◆ **Records provided**:
>> START

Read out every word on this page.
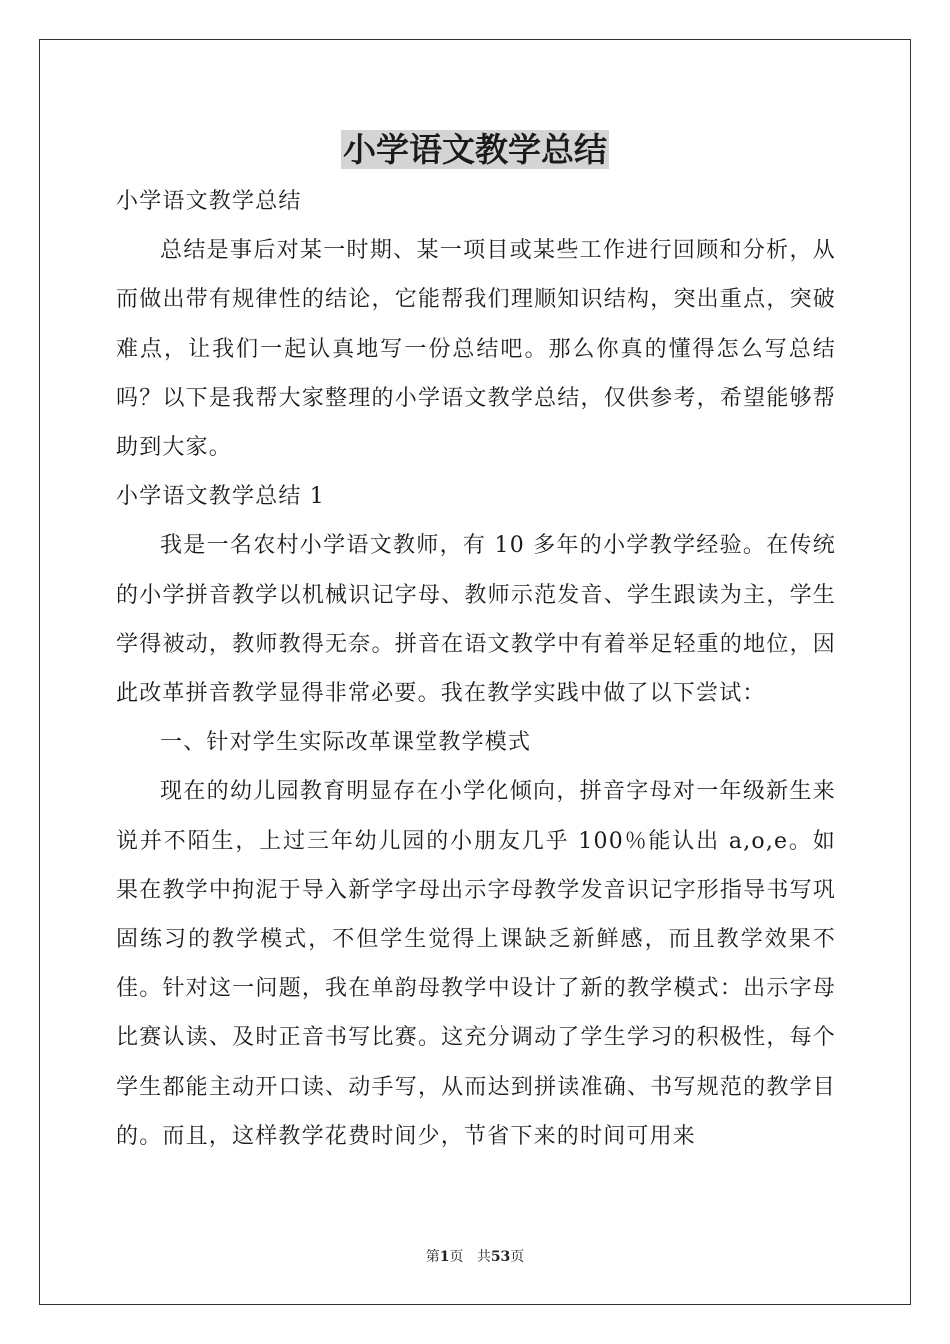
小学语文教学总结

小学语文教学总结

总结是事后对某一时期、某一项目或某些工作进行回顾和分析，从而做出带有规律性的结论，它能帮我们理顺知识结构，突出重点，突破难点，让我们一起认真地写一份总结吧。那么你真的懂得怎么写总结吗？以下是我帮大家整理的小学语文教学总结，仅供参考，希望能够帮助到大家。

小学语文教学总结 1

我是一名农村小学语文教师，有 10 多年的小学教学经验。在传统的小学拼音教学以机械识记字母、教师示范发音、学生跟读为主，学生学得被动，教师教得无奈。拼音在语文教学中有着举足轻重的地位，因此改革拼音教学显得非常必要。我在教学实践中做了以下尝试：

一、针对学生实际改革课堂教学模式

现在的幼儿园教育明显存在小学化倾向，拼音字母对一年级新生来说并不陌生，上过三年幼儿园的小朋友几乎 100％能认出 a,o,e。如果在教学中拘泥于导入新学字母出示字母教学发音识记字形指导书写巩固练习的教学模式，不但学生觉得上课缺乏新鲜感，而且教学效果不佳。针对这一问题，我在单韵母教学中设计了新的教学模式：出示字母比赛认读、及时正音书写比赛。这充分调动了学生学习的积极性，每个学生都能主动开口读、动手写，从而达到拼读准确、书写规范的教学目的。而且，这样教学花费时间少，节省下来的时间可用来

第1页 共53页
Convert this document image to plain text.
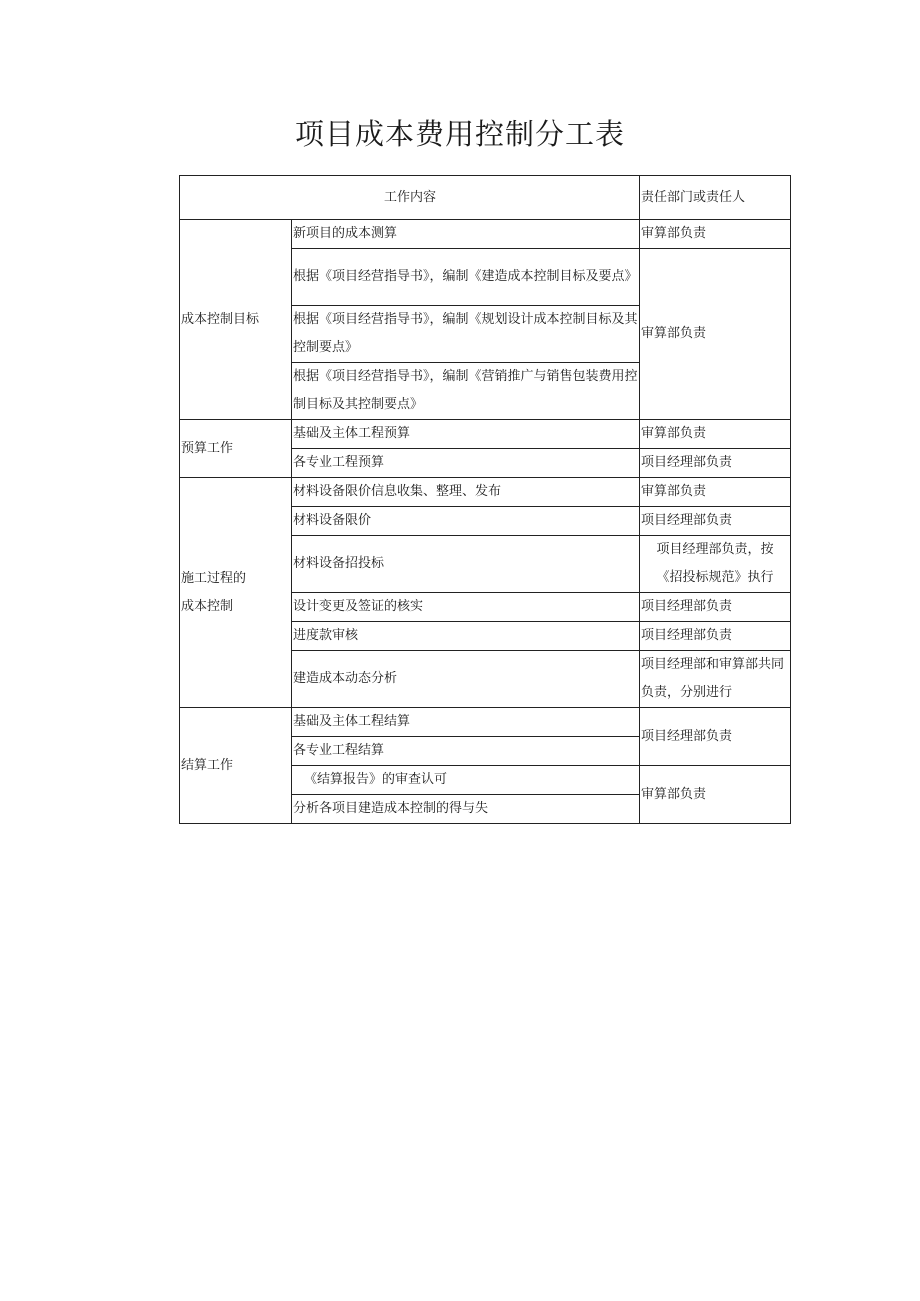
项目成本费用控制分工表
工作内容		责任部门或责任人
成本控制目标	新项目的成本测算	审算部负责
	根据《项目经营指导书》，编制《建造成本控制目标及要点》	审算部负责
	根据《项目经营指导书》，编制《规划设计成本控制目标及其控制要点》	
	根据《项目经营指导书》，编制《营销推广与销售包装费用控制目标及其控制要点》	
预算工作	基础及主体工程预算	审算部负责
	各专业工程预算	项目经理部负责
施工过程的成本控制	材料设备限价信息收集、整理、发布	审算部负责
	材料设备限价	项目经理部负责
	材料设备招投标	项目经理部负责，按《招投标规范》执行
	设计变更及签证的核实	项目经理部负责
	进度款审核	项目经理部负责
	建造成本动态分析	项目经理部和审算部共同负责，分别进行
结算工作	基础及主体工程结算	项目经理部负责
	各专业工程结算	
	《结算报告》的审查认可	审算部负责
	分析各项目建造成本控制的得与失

>> END

◆ **Written request**:
Your copy should match the records word for word, with the pictures removed.

◆ **Response for this exercise**:
Read out every word on this page.
小学语文教学总结

小学语文教学总结

总结是事后对某一时期、某一项目或某些工作进行回顾和分析，从而做出带有规律性的结论，它能帮我们理顺知识结构，突出重点，突破难点，让我们一起认真地写一份总结吧。那么你真的懂得怎么写总结吗？以下是我帮大家整理的小学语文教学总结，仅供参考，希望能够帮助到大家。

小学语文教学总结 1

我是一名农村小学语文教师，有 10 多年的小学教学经验。在传统的小学拼音教学以机械识记字母、教师示范发音、学生跟读为主，学生学得被动，教师教得无奈。拼音在语文教学中有着举足轻重的地位，因此改革拼音教学显得非常必要。我在教学实践中做了以下尝试：

一、针对学生实际改革课堂教学模式

现在的幼儿园教育明显存在小学化倾向，拼音字母对一年级新生来说并不陌生，上过三年幼儿园的小朋友几乎 100％能认出 a,o,e。如果在教学中拘泥于导入新学字母出示字母教学发音识记字形指导书写巩固练习的教学模式，不但学生觉得上课缺乏新鲜感，而且教学效果不佳。针对这一问题，我在单韵母教学中设计了新的教学模式：出示字母比赛认读、及时正音书写比赛。这充分调动了学生学习的积极性，每个学生都能主动开口读、动手写，从而达到拼读准确、书写规范的教学目的。而且，这样教学花费时间少，节省下来的时间可用来

第1页 共53页
Convert this document image to plain text.
项目成本费用控制分工表
工作内容		责任部门或责任人
成本控制目标	新项目的成本测算	审算部负责
	根据《项目经营指导书》，编制《建造成本控制目标及要点》	审算部负责
	根据《项目经营指导书》，编制《规划设计成本控制目标及其控制要点》	
	根据《项目经营指导书》，编制《营销推广与销售包装费用控制目标及其控制要点》	
预算工作	基础及主体工程预算	审算部负责
	各专业工程预算	项目经理部负责
施工过程的成本控制	材料设备限价信息收集、整理、发布	审算部负责
	材料设备限价	项目经理部负责
	材料设备招投标	项目经理部负责，按《招投标规范》执行
	设计变更及签证的核实	项目经理部负责
	进度款审核	项目经理部负责
	建造成本动态分析	项目经理部和审算部共同负责，分别进行
结算工作	基础及主体工程结算	项目经理部负责
	各专业工程结算	
	《结算报告》的审查认可	审算部负责
	分析各项目建造成本控制的得与失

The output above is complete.